**INSTRUÇÕES DAS TAREFAS:**
(A) Segundo o texto sobre os centroavantes no futebol brasileiro, quantos dos 23 pontos do Avaí foram garantidos pelos gols de Bissoli?
(B) Dê continuidade ao texto sobre os centroavantes no futebol brasileiro a partir da última frase apresentada.

**TEXTO DE LEITURA:**
────────
Quase dados como ‘extintos’, centroavantes voltam a dominar futebol brasileiro
A aposentadoria de Fred, em julho, poderia ter ficado marcada por simbolismo preocupante. Devido à falta de renovação, o centroavante passou os últimos anos visto como representante de uma posição em crise. Mas, para a sorte dos treinadores, a atual temporada tem sido palco do resgate dos “noves”. Os jogadores de área assumiram o protagonismo nas principais equipes do país. E, não por coincidência, dominam os duelos particulares que movimentam as semifinais da Copa do Brasil.
No Maracanã, Germán Cano e Yuri Alberto comandam os ataques de Fluminense e Corinthians, que jogam às 19h30. Pedro e Jonathan Calleri, os de Flamengo e São Paulo no Morumbi, às 21h30. Uma mescla de idades e nacionalidades que resume bem como os centroavantes voltaram a estar em alta no Brasil: com os clubes se valendo da força da economia local no continente para importar estrangeiros e graças à passagem de uma entressafra na base que fez os mais alarmistas temerem o fim da posição.
No Brasileirão, seis centroavantes lideram a disputa pela artilharia (Pedro Raul, do Goiás; Guilherme Bissoli, do Avaí; Stiven Mendoza, do Ceará; e Marcos Leonardo, do Santos, além do líder Cano e de Calleri). No ano passado dois dos quatro primeiros no quadro de goleadores não jogavam na função: Michael (então no Flamengo) e Ademir (então no América-MG). Já em 2020, Cano, apenas o quinto com mais gols, foi o “nove” que mais balançou as redes naquela edição, atrás de Thiago Galhardo (Inter), Marinho (Santos), Luciano (São Paulo) e Claudinho (Bragantino).
A relevância deles extrapola a briga pela artilharia. São responsáveis por uma fatia considerável da produção ofensiva de suas equipes. Se considerarmos os gols e as assistências, Pedro responde por 24% dos 104 marcados pelo Flamengo no ano. Mas ninguém se equivale a Cano, que com 31 bolas na rede e sete passes para gols colaborou até agora com 40,8% da artilharia do Fluminense na temporada (93).
Se nos times da parte de cima da tabela eles são importantes, nos que ocupam a metade de baixo sua relevância é maior. Enquanto os gols de Cano se converteram diretamente em 15 dos 41 pontos do Fluminense no Brasileiro (sem contar as classificações na Copa do Brasil), os de Pedro Raul renderam 16 dos 29 que o Goiás soma até o momento. Já para o Avaí as bolas na rede de Bissoli são ainda mais necessárias: garantiram 12 dos 23 pontos da equipe.
────────
**REGISTROS DE DADOS:**

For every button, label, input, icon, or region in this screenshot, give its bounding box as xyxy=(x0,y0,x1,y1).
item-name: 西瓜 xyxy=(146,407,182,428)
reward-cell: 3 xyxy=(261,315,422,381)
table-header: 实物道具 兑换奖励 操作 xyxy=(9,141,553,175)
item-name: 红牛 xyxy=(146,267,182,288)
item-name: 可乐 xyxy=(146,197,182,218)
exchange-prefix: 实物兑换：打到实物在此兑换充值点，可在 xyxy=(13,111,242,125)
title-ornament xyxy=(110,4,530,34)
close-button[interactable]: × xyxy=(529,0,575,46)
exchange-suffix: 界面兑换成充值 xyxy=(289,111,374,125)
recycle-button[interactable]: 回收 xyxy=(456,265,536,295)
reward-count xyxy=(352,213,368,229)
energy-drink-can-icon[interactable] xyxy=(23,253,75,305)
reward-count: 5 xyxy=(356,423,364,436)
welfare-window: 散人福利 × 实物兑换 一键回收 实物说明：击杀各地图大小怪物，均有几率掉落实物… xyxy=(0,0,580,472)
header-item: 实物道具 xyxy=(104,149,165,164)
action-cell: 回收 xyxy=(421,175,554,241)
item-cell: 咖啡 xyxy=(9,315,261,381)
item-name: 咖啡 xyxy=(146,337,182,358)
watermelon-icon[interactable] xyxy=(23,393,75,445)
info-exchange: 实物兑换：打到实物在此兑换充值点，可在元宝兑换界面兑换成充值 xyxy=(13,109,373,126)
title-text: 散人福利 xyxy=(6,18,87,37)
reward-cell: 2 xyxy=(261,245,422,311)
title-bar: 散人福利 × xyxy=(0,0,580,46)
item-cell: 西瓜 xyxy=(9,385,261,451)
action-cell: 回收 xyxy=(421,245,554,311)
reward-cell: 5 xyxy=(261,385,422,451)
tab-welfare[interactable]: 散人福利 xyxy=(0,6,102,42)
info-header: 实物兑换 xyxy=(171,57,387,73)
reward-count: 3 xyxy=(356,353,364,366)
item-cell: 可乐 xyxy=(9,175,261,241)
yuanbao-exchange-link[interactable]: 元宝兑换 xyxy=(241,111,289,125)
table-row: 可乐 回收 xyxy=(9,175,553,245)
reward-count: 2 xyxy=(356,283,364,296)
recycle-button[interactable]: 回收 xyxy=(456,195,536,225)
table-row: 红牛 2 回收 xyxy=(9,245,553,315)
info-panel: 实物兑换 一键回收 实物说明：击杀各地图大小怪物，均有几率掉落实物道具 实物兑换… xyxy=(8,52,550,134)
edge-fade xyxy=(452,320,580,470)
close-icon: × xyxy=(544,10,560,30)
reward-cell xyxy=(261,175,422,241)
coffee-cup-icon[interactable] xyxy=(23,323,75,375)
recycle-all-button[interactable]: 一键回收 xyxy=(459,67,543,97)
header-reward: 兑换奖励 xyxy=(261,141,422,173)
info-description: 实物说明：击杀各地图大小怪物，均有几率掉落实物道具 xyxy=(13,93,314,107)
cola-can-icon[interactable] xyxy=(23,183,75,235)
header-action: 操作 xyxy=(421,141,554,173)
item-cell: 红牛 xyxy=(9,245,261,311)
────────
**CONJUNTO DE RESPOSTAS:**
(A) Os gols de Bissoli garantiram 12 dos 23 pontos do Avaí.

(B)
O resgate dos centroavantes se reflete na seleção. O técnico Tite sofreu nos últimos anos com a crise da posição. Na Rússia-2018, tentou usar Roberto Firmino e Gabriel Jesus, mais móveis e de presença menos impositiva na área, como referências. Já na preparação para o Catar, aos poucos desistiu dessa busca e se rendeu a ideia de usar Neymar como “falso 9”. Até que a recente boa fase de Pedro, que já marcou 12 gols e deu cinco assistências em pouco mais de dois meses (desde que Dorival Júnior assumiu o Flamengo), fez seus olhos voltarem a brilhar com a possibilidade de ter um homem-gol na equipe.
—O jogador de área, de bom cabeceio, inteligente para tabela, que não terá transições em velocidade, mas aí tu teria outros jogadores para isso — disse Tite em entrevista dada na semana passada para a Band de Porto Alegre. —É aquele jogador que mais se aproxima da característica do Fred.
A referência ao ídolo do Fluminense não é por acaso. Com 38 anos, Fred tem 13 de diferença para Pedro, que é um dos mais velhos desta promissora leva de homens de área. Uma das explicações para o vazio entre eles vem do processo de formação de jogadores no país. As safras intermediárias não produziram centroavantes de qualidade na quantidade necessária para atender às demandas. Na faixa entre 27 e 35 anos, aqueles que conseguiram se destacar de forma mais sólida são, em grande maioria, estrangeiros.
— Vejo muito como uma questão de safra. Estamos voltando aos poucos ao atacante de área. Hoje, você vê o Pedro, o Marcos Leonardo (19 anos), o Matheus Cunha (23), o Gabigol (25), o Yuri Alberto (21) e até mais novos que começam a aparecer, como o Mateusão (18), do Flamengo, o Vitor Roque (17), do Athletico, e o Endrick (16), do Palmeiras — afirma Erasmo Damiani, ex-coordenador de base da CBF e hoje gerente na formação do Atlético-MG. — Mas não é mais o atacante que só fica postado entre os dois zagueiros fazendo proteção para o meia se aproximar ou que finaliza. Hoje, na base, se trabalha para os nove terem mais mobilidade e que eles deem combate para tornar a saída de jogo do adversário mais difícil.
O dirigente lembra também que a carência não era exclusiva do Brasil, mas também presente no futebol europeu. O que trouxe mais um elemento dificultador: a saída rápida do país. Yuri Alberto, vendido no início do ano ao Zenit-RUS, é um exemplo. Embora não tenha acionado a cláusula de guerra da Fifa, ele retornou na esteira do confronto entre Rússia e Ucrânia.